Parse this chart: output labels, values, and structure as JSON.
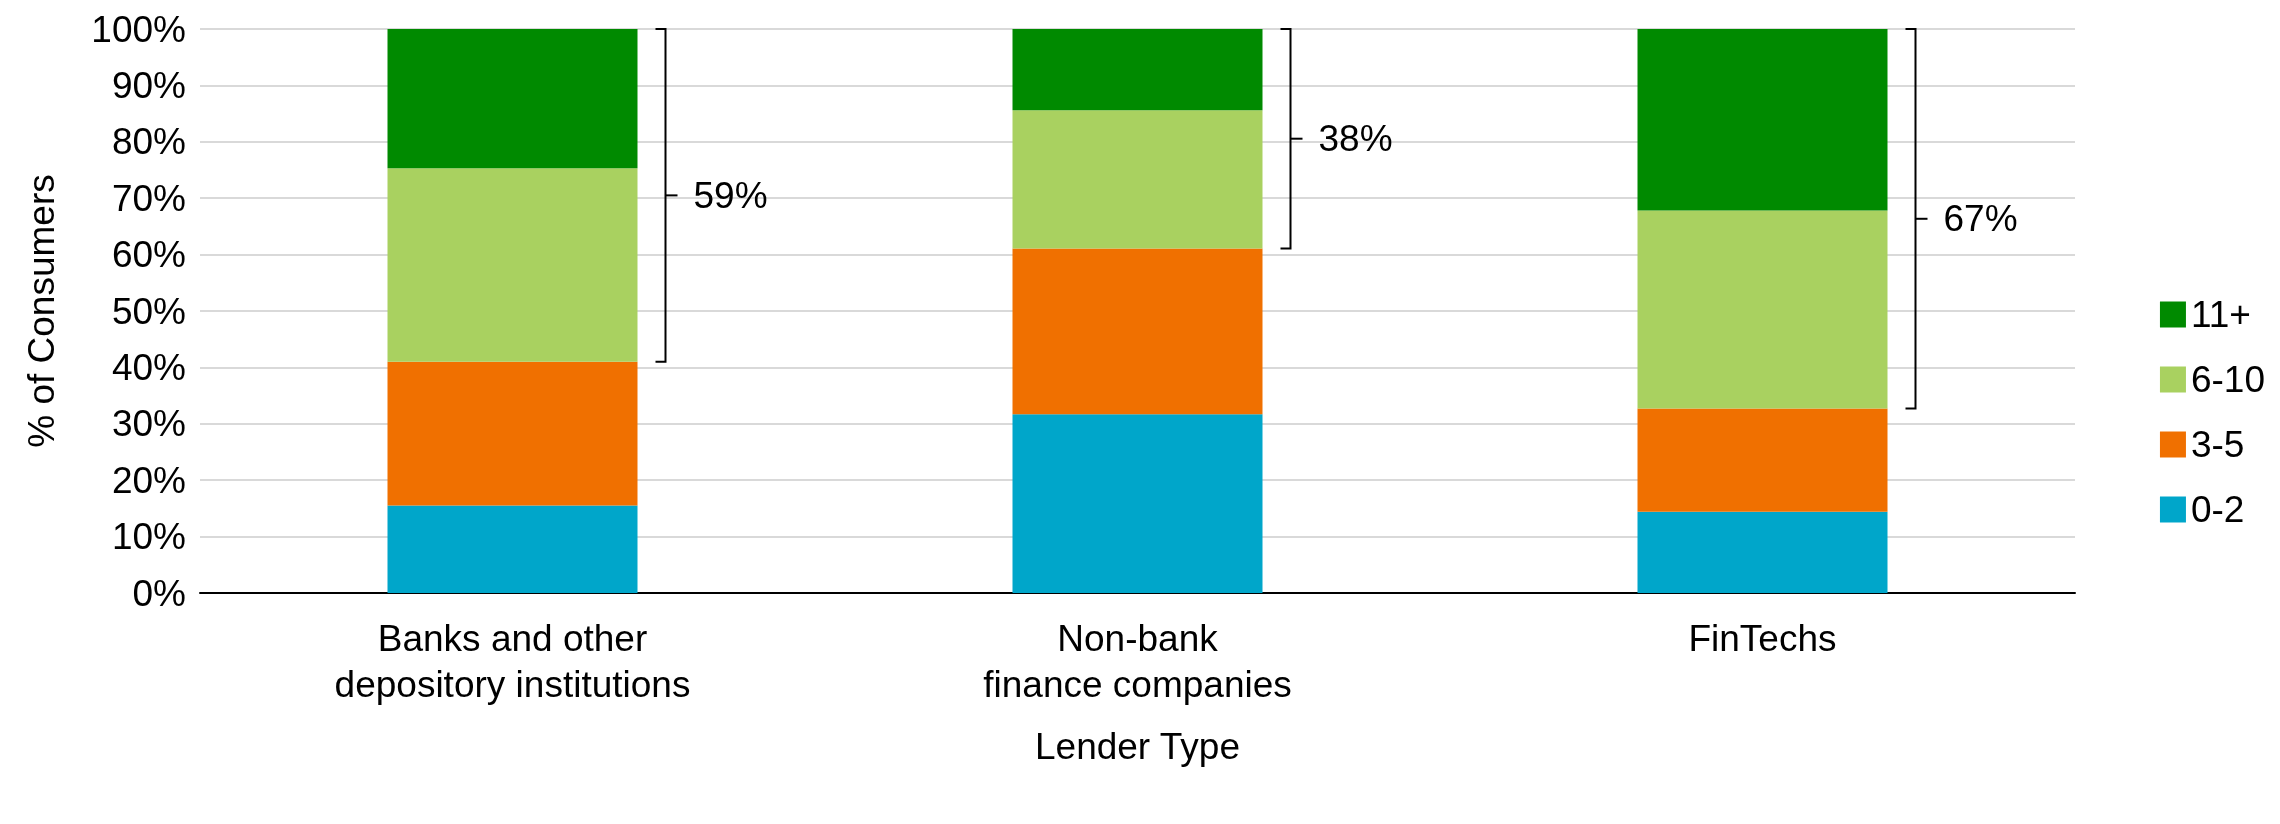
{
  "chart_data": {
    "type": "bar",
    "stacked": true,
    "xlabel": "Lender Type",
    "ylabel": "% of Consumers",
    "categories": [
      "Banks and other\ndepository institutions",
      "Non-bank\nfinance companies",
      "FinTechs"
    ],
    "series": [
      {
        "name": "0-2",
        "color": "#00a6ca",
        "values": [
          15.5,
          31.7,
          14.4
        ]
      },
      {
        "name": "3-5",
        "color": "#f07000",
        "values": [
          25.5,
          29.4,
          18.3
        ]
      },
      {
        "name": "6-10",
        "color": "#a9d160",
        "values": [
          34.3,
          24.5,
          35.1
        ]
      },
      {
        "name": "11+",
        "color": "#008a00",
        "values": [
          24.7,
          14.4,
          32.2
        ]
      }
    ],
    "ylim": [
      0,
      100
    ],
    "yticks": [
      {
        "value": 0,
        "label": "0%"
      },
      {
        "value": 10,
        "label": "10%"
      },
      {
        "value": 20,
        "label": "20%"
      },
      {
        "value": 30,
        "label": "30%"
      },
      {
        "value": 40,
        "label": "40%"
      },
      {
        "value": 50,
        "label": "50%"
      },
      {
        "value": 60,
        "label": "60%"
      },
      {
        "value": 70,
        "label": "70%"
      },
      {
        "value": 80,
        "label": "80%"
      },
      {
        "value": 90,
        "label": "90%"
      },
      {
        "value": 100,
        "label": "100%"
      }
    ],
    "grid": "y",
    "legend": "right",
    "annotations": [
      "59%",
      "38%",
      "67%"
    ]
  }
}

# # #

■ **Work to do**
Copy out each line of the data where the string "color" appears.

■ **Response**
        "color": "#00a6ca",
        "color": "#f07000",
        "color": "#a9d160",
        "color": "#008a00",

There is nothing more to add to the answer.